[Items from a figure collection]
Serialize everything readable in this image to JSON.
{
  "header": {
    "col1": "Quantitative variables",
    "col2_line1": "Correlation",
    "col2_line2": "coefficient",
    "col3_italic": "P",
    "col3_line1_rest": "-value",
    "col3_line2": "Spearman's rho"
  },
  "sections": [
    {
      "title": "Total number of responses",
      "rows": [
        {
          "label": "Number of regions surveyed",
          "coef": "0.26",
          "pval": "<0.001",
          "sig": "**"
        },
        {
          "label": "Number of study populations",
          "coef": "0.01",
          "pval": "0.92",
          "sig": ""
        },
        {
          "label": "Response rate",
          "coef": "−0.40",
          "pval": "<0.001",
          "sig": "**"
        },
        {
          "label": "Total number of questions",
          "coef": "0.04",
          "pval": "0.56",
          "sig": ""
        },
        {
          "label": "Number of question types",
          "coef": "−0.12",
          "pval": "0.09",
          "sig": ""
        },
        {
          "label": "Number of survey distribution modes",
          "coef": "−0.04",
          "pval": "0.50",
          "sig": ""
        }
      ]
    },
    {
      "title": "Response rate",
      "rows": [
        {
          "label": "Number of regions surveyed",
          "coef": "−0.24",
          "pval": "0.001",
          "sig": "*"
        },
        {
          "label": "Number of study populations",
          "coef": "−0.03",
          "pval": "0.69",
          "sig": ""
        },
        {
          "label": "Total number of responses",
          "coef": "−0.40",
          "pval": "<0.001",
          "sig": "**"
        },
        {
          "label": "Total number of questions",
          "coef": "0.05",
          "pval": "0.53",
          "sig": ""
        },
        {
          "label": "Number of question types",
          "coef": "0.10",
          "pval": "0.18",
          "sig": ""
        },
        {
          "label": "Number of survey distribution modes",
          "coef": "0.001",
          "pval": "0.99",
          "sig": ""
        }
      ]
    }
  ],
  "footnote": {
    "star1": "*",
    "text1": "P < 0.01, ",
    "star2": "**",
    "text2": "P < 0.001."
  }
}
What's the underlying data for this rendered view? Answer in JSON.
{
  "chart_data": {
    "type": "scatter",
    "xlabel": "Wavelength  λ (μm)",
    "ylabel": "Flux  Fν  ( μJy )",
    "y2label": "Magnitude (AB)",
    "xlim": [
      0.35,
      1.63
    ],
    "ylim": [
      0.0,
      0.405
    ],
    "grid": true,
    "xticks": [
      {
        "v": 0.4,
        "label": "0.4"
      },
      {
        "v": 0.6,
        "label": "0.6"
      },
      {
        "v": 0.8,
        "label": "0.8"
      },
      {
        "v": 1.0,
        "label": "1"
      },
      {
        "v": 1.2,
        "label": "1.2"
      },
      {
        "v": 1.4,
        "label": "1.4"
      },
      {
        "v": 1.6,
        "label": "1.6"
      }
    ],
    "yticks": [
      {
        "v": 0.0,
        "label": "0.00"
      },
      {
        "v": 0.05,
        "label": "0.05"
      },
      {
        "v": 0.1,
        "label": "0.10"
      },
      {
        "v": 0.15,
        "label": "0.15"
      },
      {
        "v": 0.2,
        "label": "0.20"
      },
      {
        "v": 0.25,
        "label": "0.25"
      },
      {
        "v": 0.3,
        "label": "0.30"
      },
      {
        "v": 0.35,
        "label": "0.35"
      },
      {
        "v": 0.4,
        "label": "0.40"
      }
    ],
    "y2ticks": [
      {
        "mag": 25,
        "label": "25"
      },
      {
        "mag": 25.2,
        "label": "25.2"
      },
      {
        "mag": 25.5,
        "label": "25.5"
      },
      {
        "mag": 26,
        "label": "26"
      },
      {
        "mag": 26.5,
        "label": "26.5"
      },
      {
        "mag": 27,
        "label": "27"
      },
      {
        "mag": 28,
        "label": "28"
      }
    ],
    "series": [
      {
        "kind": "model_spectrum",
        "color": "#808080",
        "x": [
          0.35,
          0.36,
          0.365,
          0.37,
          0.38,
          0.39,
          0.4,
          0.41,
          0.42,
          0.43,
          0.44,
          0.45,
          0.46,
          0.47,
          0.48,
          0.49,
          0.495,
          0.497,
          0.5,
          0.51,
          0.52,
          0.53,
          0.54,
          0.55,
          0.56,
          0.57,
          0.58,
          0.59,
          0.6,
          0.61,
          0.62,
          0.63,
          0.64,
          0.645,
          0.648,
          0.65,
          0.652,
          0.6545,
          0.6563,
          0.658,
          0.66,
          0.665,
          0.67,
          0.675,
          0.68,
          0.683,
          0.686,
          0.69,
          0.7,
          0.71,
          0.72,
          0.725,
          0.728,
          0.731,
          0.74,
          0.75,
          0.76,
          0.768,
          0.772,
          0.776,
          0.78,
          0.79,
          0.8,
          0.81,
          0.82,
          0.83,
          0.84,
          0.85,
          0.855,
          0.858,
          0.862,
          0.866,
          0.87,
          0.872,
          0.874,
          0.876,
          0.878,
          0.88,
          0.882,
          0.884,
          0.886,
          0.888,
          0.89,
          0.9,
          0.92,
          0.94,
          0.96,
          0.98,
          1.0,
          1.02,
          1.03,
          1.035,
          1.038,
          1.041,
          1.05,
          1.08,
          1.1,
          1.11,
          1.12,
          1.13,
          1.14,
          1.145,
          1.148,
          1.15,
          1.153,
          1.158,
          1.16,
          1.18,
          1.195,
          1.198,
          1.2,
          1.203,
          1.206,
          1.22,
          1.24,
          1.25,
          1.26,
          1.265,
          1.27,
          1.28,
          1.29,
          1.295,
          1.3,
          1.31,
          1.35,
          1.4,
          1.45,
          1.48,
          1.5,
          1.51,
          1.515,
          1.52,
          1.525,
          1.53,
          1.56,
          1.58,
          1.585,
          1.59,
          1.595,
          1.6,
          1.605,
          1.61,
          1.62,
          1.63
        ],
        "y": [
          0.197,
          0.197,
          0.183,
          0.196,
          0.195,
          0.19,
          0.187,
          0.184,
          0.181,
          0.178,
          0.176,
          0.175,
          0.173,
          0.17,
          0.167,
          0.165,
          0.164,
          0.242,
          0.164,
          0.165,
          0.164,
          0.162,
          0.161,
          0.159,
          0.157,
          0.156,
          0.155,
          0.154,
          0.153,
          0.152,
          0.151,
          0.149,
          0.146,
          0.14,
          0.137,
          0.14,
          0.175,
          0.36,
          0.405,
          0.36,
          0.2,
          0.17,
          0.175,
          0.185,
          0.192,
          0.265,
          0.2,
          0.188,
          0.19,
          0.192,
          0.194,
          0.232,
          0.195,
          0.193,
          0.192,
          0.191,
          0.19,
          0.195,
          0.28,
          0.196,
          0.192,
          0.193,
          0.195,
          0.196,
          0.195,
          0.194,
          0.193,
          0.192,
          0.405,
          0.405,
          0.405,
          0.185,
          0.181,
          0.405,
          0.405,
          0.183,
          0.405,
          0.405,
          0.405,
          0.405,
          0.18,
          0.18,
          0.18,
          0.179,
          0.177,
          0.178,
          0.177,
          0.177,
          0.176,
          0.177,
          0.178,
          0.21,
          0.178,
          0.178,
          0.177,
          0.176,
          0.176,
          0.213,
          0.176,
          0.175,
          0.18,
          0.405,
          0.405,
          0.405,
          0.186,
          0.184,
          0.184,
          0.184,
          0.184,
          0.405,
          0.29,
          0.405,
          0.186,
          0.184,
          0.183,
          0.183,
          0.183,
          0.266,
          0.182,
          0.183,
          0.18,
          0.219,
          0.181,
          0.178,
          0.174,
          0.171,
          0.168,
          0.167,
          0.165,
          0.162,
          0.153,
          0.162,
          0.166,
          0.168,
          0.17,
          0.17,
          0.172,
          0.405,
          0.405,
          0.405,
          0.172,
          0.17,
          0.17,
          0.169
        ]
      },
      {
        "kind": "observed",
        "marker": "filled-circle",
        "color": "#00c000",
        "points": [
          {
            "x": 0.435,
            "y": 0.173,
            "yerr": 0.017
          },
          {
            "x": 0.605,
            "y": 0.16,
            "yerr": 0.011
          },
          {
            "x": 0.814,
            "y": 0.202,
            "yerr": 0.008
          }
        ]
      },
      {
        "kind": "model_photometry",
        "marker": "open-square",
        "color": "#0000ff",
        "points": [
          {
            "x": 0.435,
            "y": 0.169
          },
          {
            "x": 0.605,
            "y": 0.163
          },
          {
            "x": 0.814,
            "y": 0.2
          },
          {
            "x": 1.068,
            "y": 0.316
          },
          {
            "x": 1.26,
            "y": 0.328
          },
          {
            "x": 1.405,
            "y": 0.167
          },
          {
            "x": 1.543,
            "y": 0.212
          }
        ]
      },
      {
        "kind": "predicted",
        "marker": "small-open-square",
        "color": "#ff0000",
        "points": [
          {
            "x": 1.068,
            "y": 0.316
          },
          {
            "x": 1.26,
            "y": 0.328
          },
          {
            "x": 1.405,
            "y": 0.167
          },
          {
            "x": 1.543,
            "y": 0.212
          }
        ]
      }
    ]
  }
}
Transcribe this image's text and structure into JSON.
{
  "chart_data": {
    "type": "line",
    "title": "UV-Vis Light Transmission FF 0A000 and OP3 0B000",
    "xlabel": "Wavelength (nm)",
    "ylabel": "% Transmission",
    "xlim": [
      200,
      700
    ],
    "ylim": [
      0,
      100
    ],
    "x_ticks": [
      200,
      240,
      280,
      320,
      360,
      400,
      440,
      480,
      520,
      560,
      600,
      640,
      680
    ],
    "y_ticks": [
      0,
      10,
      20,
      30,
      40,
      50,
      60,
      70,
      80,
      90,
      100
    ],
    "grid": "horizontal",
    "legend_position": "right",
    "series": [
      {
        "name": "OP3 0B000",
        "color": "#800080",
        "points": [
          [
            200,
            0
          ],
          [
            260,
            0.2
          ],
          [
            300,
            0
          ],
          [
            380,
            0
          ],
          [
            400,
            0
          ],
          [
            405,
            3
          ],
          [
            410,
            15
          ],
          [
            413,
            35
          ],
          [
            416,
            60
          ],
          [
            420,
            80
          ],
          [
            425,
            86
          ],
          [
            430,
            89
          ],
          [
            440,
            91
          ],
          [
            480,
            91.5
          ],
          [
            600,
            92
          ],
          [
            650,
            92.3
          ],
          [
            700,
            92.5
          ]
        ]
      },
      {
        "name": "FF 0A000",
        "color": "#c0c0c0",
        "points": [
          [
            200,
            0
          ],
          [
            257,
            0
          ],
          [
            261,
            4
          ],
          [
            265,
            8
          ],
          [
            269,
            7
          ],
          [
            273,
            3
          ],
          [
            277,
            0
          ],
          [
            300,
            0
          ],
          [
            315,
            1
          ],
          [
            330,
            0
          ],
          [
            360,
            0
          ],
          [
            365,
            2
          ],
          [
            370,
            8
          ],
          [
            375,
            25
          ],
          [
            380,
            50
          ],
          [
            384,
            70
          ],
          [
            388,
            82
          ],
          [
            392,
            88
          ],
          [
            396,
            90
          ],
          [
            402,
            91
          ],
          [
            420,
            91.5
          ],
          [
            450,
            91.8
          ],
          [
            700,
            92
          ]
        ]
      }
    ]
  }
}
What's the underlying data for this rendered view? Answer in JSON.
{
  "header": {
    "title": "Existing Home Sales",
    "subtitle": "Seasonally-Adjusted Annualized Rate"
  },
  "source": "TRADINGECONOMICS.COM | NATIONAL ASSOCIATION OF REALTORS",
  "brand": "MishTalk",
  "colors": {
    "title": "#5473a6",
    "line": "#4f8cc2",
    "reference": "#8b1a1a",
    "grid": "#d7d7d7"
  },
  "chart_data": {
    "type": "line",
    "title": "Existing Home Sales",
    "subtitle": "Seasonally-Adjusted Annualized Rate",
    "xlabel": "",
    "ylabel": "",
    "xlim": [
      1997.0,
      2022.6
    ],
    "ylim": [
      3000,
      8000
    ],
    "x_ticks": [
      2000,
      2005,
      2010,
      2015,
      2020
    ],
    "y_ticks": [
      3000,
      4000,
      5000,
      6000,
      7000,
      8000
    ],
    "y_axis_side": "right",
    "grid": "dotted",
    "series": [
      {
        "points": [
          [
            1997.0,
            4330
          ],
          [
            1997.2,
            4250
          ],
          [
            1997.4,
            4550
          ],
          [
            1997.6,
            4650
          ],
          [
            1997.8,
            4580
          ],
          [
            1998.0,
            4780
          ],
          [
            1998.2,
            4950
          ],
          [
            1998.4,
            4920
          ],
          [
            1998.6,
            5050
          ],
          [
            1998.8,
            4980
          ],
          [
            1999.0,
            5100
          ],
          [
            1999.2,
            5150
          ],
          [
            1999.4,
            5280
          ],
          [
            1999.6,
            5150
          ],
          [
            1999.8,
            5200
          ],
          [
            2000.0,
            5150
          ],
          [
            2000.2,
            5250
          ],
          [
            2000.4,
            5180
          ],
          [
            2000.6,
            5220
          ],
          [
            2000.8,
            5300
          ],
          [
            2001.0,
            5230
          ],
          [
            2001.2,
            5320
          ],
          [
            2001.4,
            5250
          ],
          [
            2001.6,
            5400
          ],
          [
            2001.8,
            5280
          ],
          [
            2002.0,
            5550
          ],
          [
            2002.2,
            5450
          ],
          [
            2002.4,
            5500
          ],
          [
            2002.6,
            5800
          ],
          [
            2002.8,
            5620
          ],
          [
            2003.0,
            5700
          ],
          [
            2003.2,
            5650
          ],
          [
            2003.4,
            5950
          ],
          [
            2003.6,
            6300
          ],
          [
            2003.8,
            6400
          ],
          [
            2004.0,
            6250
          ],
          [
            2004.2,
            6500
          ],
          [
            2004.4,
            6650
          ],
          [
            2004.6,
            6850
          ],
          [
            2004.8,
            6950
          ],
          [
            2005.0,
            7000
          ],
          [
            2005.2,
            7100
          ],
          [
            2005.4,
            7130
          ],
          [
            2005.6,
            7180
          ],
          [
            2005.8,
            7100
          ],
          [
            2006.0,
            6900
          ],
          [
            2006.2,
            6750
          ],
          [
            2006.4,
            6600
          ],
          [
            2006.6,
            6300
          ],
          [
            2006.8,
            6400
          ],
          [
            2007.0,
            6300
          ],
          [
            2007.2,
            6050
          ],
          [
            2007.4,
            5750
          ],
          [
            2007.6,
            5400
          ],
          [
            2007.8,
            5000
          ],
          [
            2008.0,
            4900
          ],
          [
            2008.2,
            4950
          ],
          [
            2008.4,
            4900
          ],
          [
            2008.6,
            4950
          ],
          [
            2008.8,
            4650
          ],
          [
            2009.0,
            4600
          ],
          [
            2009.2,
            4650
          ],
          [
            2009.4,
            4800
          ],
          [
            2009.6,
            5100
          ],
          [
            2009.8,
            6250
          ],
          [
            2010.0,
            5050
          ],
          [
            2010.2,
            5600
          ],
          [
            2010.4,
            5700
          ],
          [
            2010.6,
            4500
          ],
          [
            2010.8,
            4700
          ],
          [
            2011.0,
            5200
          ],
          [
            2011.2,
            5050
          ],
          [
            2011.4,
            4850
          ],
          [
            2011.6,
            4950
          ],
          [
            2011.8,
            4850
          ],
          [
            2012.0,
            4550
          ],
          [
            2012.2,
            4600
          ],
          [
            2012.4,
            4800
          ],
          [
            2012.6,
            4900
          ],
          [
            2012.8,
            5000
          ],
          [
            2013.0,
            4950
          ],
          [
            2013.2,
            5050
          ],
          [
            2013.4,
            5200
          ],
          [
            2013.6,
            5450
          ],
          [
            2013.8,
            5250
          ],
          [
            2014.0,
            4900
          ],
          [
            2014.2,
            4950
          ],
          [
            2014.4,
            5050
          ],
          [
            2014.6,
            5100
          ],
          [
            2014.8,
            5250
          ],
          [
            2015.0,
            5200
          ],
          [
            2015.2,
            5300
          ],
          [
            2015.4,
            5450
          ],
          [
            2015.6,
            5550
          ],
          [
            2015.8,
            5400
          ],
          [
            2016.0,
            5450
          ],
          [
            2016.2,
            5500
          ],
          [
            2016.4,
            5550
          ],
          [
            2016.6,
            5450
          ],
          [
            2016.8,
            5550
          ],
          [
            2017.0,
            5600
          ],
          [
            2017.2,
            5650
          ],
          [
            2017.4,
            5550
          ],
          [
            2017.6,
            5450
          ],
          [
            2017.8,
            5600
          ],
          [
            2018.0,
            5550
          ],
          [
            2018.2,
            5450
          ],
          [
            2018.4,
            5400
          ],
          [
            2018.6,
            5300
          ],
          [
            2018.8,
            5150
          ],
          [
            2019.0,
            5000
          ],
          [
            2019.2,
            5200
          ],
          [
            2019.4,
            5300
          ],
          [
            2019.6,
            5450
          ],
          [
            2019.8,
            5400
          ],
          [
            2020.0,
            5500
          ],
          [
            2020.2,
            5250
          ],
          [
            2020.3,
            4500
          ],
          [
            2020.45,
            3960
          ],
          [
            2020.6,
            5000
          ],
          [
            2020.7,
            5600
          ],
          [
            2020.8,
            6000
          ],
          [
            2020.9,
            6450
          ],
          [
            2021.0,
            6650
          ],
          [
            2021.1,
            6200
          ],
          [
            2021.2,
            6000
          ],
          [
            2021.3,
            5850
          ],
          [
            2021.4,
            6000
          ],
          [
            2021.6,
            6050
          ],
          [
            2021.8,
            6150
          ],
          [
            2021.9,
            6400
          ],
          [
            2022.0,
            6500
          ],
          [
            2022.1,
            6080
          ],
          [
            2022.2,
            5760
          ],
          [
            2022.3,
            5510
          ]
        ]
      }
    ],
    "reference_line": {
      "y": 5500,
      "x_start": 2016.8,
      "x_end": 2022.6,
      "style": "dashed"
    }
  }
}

[Work to complete] Search the data for the word "this" and copy each line where it appears.

[Written response]
Serialize everything readable in this image to JSON.
What's the underlying data for this rendered view? Answer in JSON.
Transcribe this image's text and structure into JSON.
What's the underlying data for this rendered view? Answer in JSON.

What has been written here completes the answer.